## BEGIN

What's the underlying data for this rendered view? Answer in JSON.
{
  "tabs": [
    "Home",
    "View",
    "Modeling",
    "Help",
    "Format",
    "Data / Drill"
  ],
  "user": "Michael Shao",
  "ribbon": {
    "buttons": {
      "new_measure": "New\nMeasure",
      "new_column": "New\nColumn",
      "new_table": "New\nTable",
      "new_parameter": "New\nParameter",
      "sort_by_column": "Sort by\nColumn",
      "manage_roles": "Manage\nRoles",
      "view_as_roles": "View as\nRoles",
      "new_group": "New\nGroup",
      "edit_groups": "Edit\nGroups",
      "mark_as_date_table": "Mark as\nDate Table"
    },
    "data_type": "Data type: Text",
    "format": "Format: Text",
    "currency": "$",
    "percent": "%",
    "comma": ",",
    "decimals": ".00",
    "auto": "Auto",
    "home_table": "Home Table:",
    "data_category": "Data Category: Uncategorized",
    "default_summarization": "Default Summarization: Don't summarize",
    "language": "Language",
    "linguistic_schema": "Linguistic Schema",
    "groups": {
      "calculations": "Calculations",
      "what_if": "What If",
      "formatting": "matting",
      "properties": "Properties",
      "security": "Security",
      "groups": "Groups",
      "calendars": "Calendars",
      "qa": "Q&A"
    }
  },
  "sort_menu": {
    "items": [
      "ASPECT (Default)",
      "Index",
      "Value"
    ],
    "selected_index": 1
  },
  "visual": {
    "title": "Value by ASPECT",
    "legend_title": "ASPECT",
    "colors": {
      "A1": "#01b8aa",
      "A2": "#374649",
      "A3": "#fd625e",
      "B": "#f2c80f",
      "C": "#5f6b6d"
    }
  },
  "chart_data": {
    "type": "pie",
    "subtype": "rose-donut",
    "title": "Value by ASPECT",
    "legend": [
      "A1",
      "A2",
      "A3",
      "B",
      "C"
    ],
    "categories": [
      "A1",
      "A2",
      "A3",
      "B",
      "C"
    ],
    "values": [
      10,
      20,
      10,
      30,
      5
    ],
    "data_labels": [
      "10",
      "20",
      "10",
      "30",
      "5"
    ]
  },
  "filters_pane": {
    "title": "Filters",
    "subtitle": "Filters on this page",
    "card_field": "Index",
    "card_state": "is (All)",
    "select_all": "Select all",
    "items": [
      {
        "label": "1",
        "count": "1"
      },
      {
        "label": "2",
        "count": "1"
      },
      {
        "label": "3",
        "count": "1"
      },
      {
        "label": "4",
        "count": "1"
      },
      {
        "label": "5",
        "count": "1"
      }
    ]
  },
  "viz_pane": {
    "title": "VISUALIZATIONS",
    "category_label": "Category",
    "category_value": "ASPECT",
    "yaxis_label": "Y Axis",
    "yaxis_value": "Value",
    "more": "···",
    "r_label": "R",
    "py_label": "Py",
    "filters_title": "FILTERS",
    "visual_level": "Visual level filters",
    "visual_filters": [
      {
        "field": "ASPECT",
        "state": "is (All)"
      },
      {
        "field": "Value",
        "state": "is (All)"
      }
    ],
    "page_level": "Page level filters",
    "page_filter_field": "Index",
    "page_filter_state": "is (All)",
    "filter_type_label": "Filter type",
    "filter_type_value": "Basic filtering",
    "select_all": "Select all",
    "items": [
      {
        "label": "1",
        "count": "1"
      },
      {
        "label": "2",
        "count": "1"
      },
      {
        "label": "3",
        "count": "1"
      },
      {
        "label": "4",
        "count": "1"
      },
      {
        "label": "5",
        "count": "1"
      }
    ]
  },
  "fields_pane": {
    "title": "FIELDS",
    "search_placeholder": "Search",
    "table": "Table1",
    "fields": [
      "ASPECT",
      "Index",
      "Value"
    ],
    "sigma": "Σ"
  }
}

## END

▶ _TASK DESCRIPTION_: Gather and return every line that holds the string "Default".

▶ _OUTPUT BELOW_:
    "default_summarization": "Default Summarization: Don't summarize",
      "ASPECT (Default)",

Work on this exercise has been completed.